◆ **What you will do**
Transcribe every line of the records verbatim.

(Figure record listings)
# # # #

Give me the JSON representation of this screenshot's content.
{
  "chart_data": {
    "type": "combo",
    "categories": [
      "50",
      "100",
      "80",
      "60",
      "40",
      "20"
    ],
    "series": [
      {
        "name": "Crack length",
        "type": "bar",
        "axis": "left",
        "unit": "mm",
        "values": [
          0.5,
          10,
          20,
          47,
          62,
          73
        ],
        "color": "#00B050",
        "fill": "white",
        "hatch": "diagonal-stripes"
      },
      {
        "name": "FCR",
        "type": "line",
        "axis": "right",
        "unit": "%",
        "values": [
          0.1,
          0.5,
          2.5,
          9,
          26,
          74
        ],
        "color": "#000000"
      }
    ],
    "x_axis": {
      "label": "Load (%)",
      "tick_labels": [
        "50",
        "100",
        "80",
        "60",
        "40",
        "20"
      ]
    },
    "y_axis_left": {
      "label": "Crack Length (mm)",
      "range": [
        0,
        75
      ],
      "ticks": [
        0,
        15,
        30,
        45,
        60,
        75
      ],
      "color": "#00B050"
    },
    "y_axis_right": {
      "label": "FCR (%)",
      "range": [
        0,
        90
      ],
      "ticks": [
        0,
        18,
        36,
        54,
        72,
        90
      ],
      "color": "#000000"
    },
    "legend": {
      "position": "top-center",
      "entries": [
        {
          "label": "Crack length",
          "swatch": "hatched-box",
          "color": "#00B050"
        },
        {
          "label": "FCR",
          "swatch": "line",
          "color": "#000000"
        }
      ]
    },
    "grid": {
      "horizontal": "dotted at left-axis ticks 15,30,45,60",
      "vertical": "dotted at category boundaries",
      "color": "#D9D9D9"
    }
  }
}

# # # #

◆ **Response to this task**
Give me the JSON representation of this screenshot's content.
{
  "chart_data": {
    "type": "combo",
    "categories": [
      "50",
      "100",
      "80",
      "60",
      "40",
      "20"
    ],
    "series": [
      {
        "name": "Crack length",
        "type": "bar",
        "axis": "left",
        "unit": "mm",
        "values": [
          0.5,
          10,
          20,
          47,
          62,
          73
        ],
        "color": "#00B050",
        "fill": "white",
        "hatch": "diagonal-stripes"
      },
      {
        "name": "FCR",
        "type": "line",
        "axis": "right",
        "unit": "%",
        "values": [
          0.1,
          0.5,
          2.5,
          9,
          26,
          74
        ],
        "color": "#000000"
      }
    ],
    "x_axis": {
      "label": "Load (%)",
      "tick_labels": [
        "50",
        "100",
        "80",
        "60",
        "40",
        "20"
      ]
    },
    "y_axis_left": {
      "label": "Crack Length (mm)",
      "range": [
        0,
        75
      ],
      "ticks": [
        0,
        15,
        30,
        45,
        60,
        75
      ],
      "color": "#00B050"
    },
    "y_axis_right": {
      "label": "FCR (%)",
      "range": [
        0,
        90
      ],
      "ticks": [
        0,
        18,
        36,
        54,
        72,
        90
      ],
      "color": "#000000"
    },
    "legend": {
      "position": "top-center",
      "entries": [
        {
          "label": "Crack length",
          "swatch": "hatched-box",
          "color": "#00B050"
        },
        {
          "label": "FCR",
          "swatch": "line",
          "color": "#000000"
        }
      ]
    },
    "grid": {
      "horizontal": "dotted at left-axis ticks 15,30,45,60",
      "vertical": "dotted at category boundaries",
      "color": "#D9D9D9"
    }
  }
}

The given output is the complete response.